--- DO THIS ---
Copy each line with the word "podľa" in it.

▬▬▬▬▬▬

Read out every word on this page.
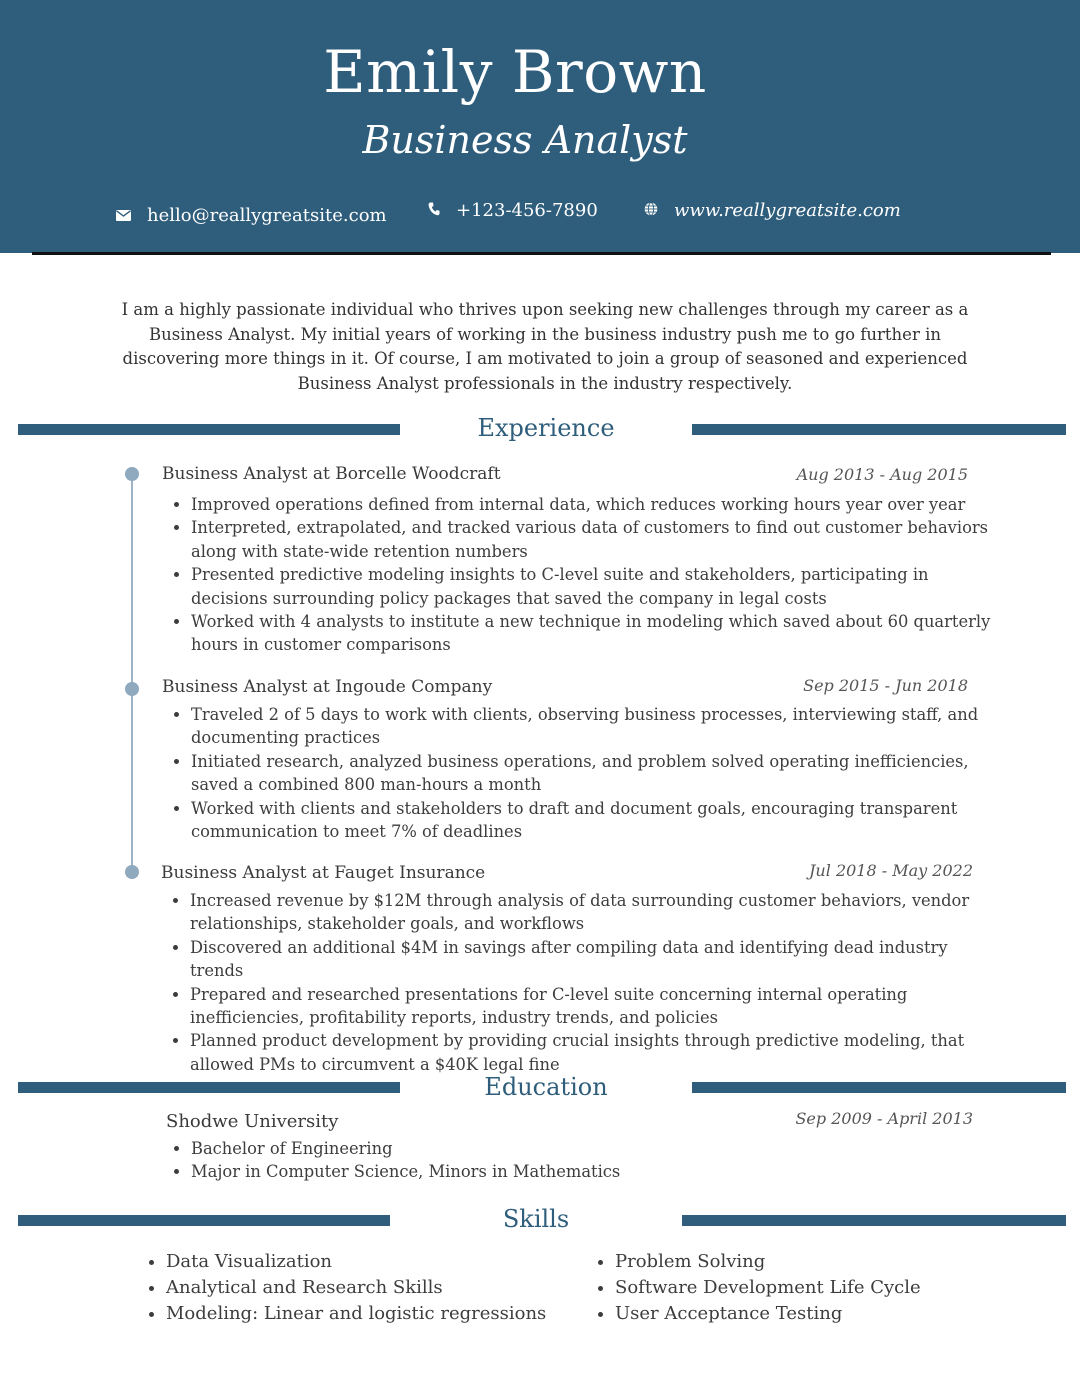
Emily Brown
Business Analyst
hello@reallygreatsite.com	+123-456-7890	www.reallygreatsite.com
I am a highly passionate individual who thrives upon seeking new challenges through my career as a Business Analyst. My initial years of working in the business industry push me to go further in discovering more things in it. Of course, I am motivated to join a group of seasoned and experienced Business Analyst professionals in the industry respectively.
Experience
Business Analyst at Borcelle Woodcraft	Aug 2013 - Aug 2015
• Improved operations defined from internal data, which reduces working hours year over year
• Interpreted, extrapolated, and tracked various data of customers to find out customer behaviors along with state-wide retention numbers
• Presented predictive modeling insights to C-level suite and stakeholders, participating in decisions surrounding policy packages that saved the company in legal costs
• Worked with 4 analysts to institute a new technique in modeling which saved about 60 quarterly hours in customer comparisons
Business Analyst at Ingoude Company	Sep 2015 - Jun 2018
• Traveled 2 of 5 days to work with clients, observing business processes, interviewing staff, and documenting practices
• Initiated research, analyzed business operations, and problem solved operating inefficiencies, saved a combined 800 man-hours a month
• Worked with clients and stakeholders to draft and document goals, encouraging transparent communication to meet 7% of deadlines
Business Analyst at Fauget Insurance	Jul 2018 - May 2022
• Increased revenue by $12M through analysis of data surrounding customer behaviors, vendor relationships, stakeholder goals, and workflows
• Discovered an additional $4M in savings after compiling data and identifying dead industry trends
• Prepared and researched presentations for C-level suite concerning internal operating inefficiencies, profitability reports, industry trends, and policies
• Planned product development by providing crucial insights through predictive modeling, that allowed PMs to circumvent a $40K legal fine
Education
Shodwe University	Sep 2009 - April 2013
• Bachelor of Engineering
• Major in Computer Science, Minors in Mathematics
Skills
• Data Visualization
• Analytical and Research Skills
• Modeling: Linear and logistic regressions
• Problem Solving
• Software Development Life Cycle
• User Acceptance Testing
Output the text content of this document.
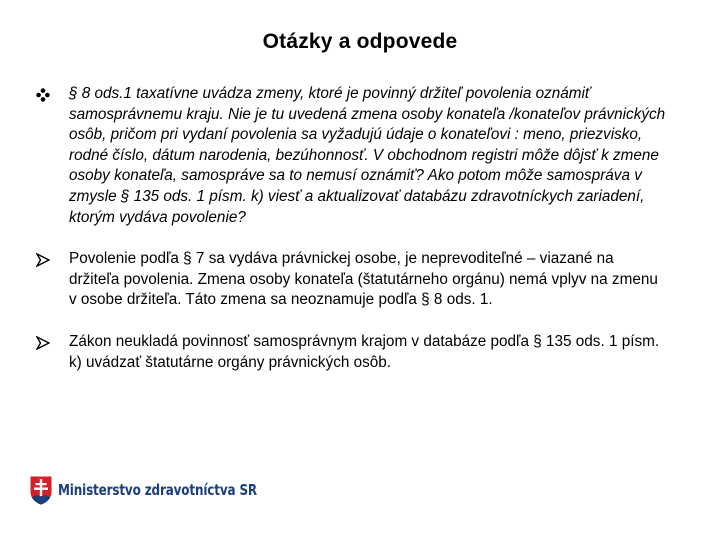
Otázky a odpovede
§ 8 ods.1 taxatívne uvádza zmeny, ktoré je povinný držiteľ povolenia oznámiť samosprávnemu kraju. Nie je tu uvedená zmena osoby konateľa /konateľov právnických osôb, pričom pri vydaní povolenia sa vyžadujú údaje o konateľovi : meno, priezvisko, rodné číslo, dátum narodenia, bezúhonnosť. V obchodnom registri môže dôjsť k zmene osoby konateľa, samospráve sa to nemusí oznámiť? Ako potom môže samospráva v zmysle § 135 ods. 1 písm. k) viesť a aktualizovať databázu zdravotníckych zariadení, ktorým vydáva povolenie?
Povolenie podľa § 7 sa vydáva právnickej osobe, je neprevoditeľné – viazané na držiteľa povolenia. Zmena osoby konateľa (štatutárneho orgánu) nemá vplyv na zmenu v osobe držiteľa. Táto zmena sa neoznamuje podľa § 8 ods. 1.
Zákon neukladá povinnosť samosprávnym krajom v databáze podľa § 135 ods. 1 písm. k) uvádzať štatutárne orgány právnických osôb.
Ministerstvo zdravotníctva SR
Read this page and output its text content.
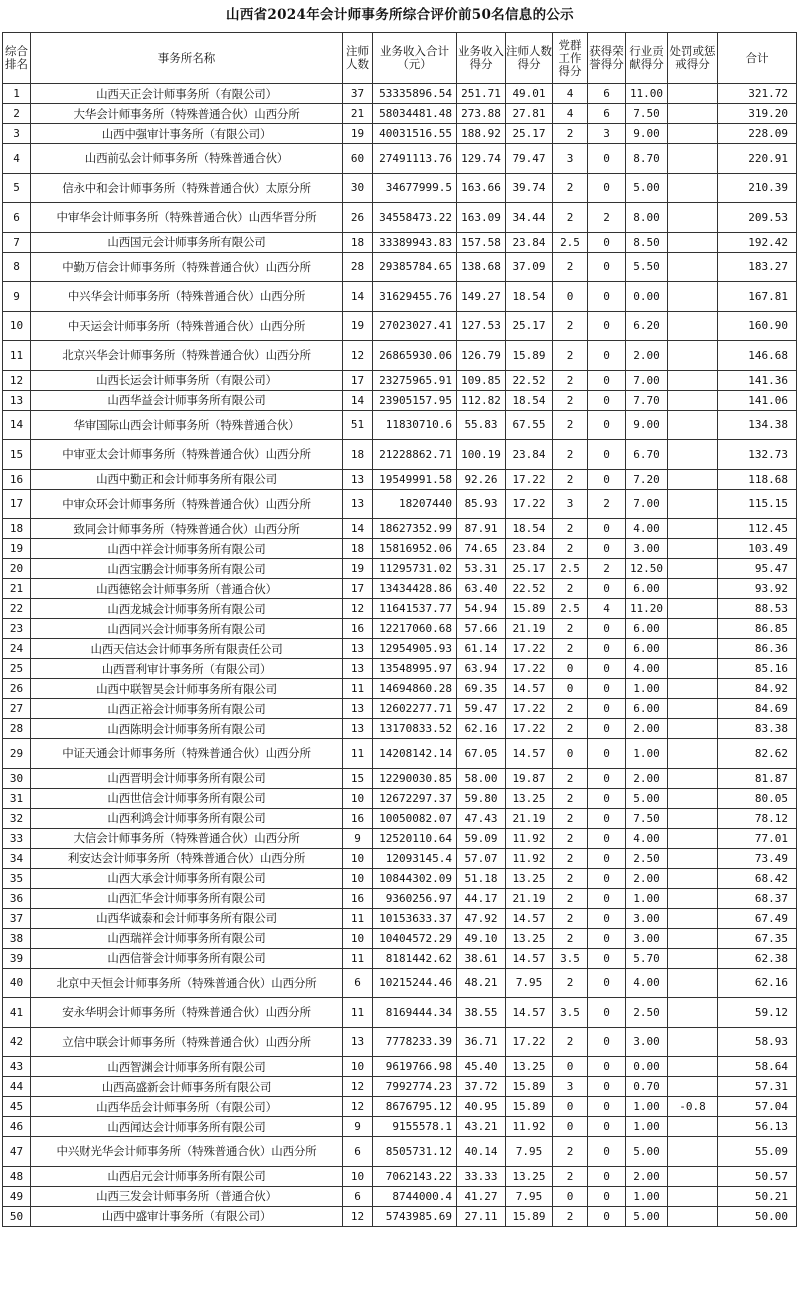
山西省2024年会计师事务所综合评价前50名信息的公示
综合排名	事务所名称	注师人数	业务收入合计（元）	业务收入得分	注师人数得分	党群工作得分	获得荣誉得分	行业贡献得分	处罚或惩戒得分	合计
1	山西天正会计师事务所（有限公司）	37	53335896.54	251.71	49.01	4	6	11.00		321.72
2	大华会计师事务所（特殊普通合伙）山西分所	21	58034481.48	273.88	27.81	4	6	7.50		319.20
3	山西中强审计事务所（有限公司）	19	40031516.55	188.92	25.17	2	3	9.00		228.09
4	山西前弘会计师事务所（特殊普通合伙）	60	27491113.76	129.74	79.47	3	0	8.70		220.91
5	信永中和会计师事务所（特殊普通合伙）太原分所	30	34677999.5	163.66	39.74	2	0	5.00		210.39
6	中审华会计师事务所（特殊普通合伙）山西华晋分所	26	34558473.22	163.09	34.44	2	2	8.00		209.53
7	山西国元会计师事务所有限公司	18	33389943.83	157.58	23.84	2.5	0	8.50		192.42
8	中勤万信会计师事务所（特殊普通合伙）山西分所	28	29385784.65	138.68	37.09	2	0	5.50		183.27
9	中兴华会计师事务所（特殊普通合伙）山西分所	14	31629455.76	149.27	18.54	0	0	0.00		167.81
10	中天运会计师事务所（特殊普通合伙）山西分所	19	27023027.41	127.53	25.17	2	0	6.20		160.90
11	北京兴华会计师事务所（特殊普通合伙）山西分所	12	26865930.06	126.79	15.89	2	0	2.00		146.68
12	山西长运会计师事务所（有限公司）	17	23275965.91	109.85	22.52	2	0	7.00		141.36
13	山西华益会计师事务所有限公司	14	23905157.95	112.82	18.54	2	0	7.70		141.06
14	华审国际山西会计师事务所（特殊普通合伙）	51	11830710.6	55.83	67.55	2	0	9.00		134.38
15	中审亚太会计师事务所（特殊普通合伙）山西分所	18	21228862.71	100.19	23.84	2	0	6.70		132.73
16	山西中勤正和会计师事务所有限公司	13	19549991.58	92.26	17.22	2	0	7.20		118.68
17	中审众环会计师事务所（特殊普通合伙）山西分所	13	18207440	85.93	17.22	3	2	7.00		115.15
18	致同会计师事务所（特殊普通合伙）山西分所	14	18627352.99	87.91	18.54	2	0	4.00		112.45
19	山西中祥会计师事务所有限公司	18	15816952.06	74.65	23.84	2	0	3.00		103.49
20	山西宝鹏会计师事务所有限公司	19	11295731.02	53.31	25.17	2.5	2	12.50		95.47
21	山西德铭会计师事务所（普通合伙）	17	13434428.86	63.40	22.52	2	0	6.00		93.92
22	山西龙城会计师事务所有限公司	12	11641537.77	54.94	15.89	2.5	4	11.20		88.53
23	山西同兴会计师事务所有限公司	16	12217060.68	57.66	21.19	2	0	6.00		86.85
24	山西天信达会计师事务所有限责任公司	13	12954905.93	61.14	17.22	2	0	6.00		86.36
25	山西晋利审计事务所（有限公司）	13	13548995.97	63.94	17.22	0	0	4.00		85.16
26	山西中联智昊会计师事务所有限公司	11	14694860.28	69.35	14.57	0	0	1.00		84.92
27	山西正裕会计师事务所有限公司	13	12602277.71	59.47	17.22	2	0	6.00		84.69
28	山西陈明会计师事务所有限公司	13	13170833.52	62.16	17.22	2	0	2.00		83.38
29	中证天通会计师事务所（特殊普通合伙）山西分所	11	14208142.14	67.05	14.57	0	0	1.00		82.62
30	山西晋明会计师事务所有限公司	15	12290030.85	58.00	19.87	2	0	2.00		81.87
31	山西世信会计师事务所有限公司	10	12672297.37	59.80	13.25	2	0	5.00		80.05
32	山西利鸿会计师事务所有限公司	16	10050082.07	47.43	21.19	2	0	7.50		78.12
33	大信会计师事务所（特殊普通合伙）山西分所	9	12520110.64	59.09	11.92	2	0	4.00		77.01
34	利安达会计师事务所（特殊普通合伙）山西分所	10	12093145.4	57.07	11.92	2	0	2.50		73.49
35	山西大承会计师事务所有限公司	10	10844302.09	51.18	13.25	2	0	2.00		68.42
36	山西汇华会计师事务所有限公司	16	9360256.97	44.17	21.19	2	0	1.00		68.37
37	山西华诚泰和会计师事务所有限公司	11	10153633.37	47.92	14.57	2	0	3.00		67.49
38	山西瑞祥会计师事务所有限公司	10	10404572.29	49.10	13.25	2	0	3.00		67.35
39	山西信誉会计师事务所有限公司	11	8181442.62	38.61	14.57	3.5	0	5.70		62.38
40	北京中天恒会计师事务所（特殊普通合伙）山西分所	6	10215244.46	48.21	7.95	2	0	4.00		62.16
41	安永华明会计师事务所（特殊普通合伙）山西分所	11	8169444.34	38.55	14.57	3.5	0	2.50		59.12
42	立信中联会计师事务所（特殊普通合伙）山西分所	13	7778233.39	36.71	17.22	2	0	3.00		58.93
43	山西智渊会计师事务所有限公司	10	9619766.98	45.40	13.25	0	0	0.00		58.64
44	山西高盛新会计师事务所有限公司	12	7992774.23	37.72	15.89	3	0	0.70		57.31
45	山西华岳会计师事务所（有限公司）	12	8676795.12	40.95	15.89	0	0	1.00	-0.8	57.04
46	山西闻达会计师事务所有限公司	9	9155578.1	43.21	11.92	0	0	1.00		56.13
47	中兴财光华会计师事务所（特殊普通合伙）山西分所	6	8505731.12	40.14	7.95	2	0	5.00		55.09
48	山西启元会计师事务所有限公司	10	7062143.22	33.33	13.25	2	0	2.00		50.57
49	山西三发会计师事务所（普通合伙）	6	8744000.4	41.27	7.95	0	0	1.00		50.21
50	山西中盛审计事务所（有限公司）	12	5743985.69	27.11	15.89	2	0	5.00		50.00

▬▬▬▬▬▬

--- RESULT OF THE EXERCISE ---
Povolenie podľa § 7 sa vydáva právnickej osobe, je neprevoditeľné – viazané na držiteľa povolenia. Zmena osoby konateľa (štatutárneho orgánu) nemá vplyv na zmenu v osobe držiteľa. Táto zmena sa neoznamuje podľa § 8 ods. 1.
Zákon neukladá povinnosť samosprávnym krajom v databáze podľa § 135 ods. 1 písm. k) uvádzať štatutárne orgány právnických osôb.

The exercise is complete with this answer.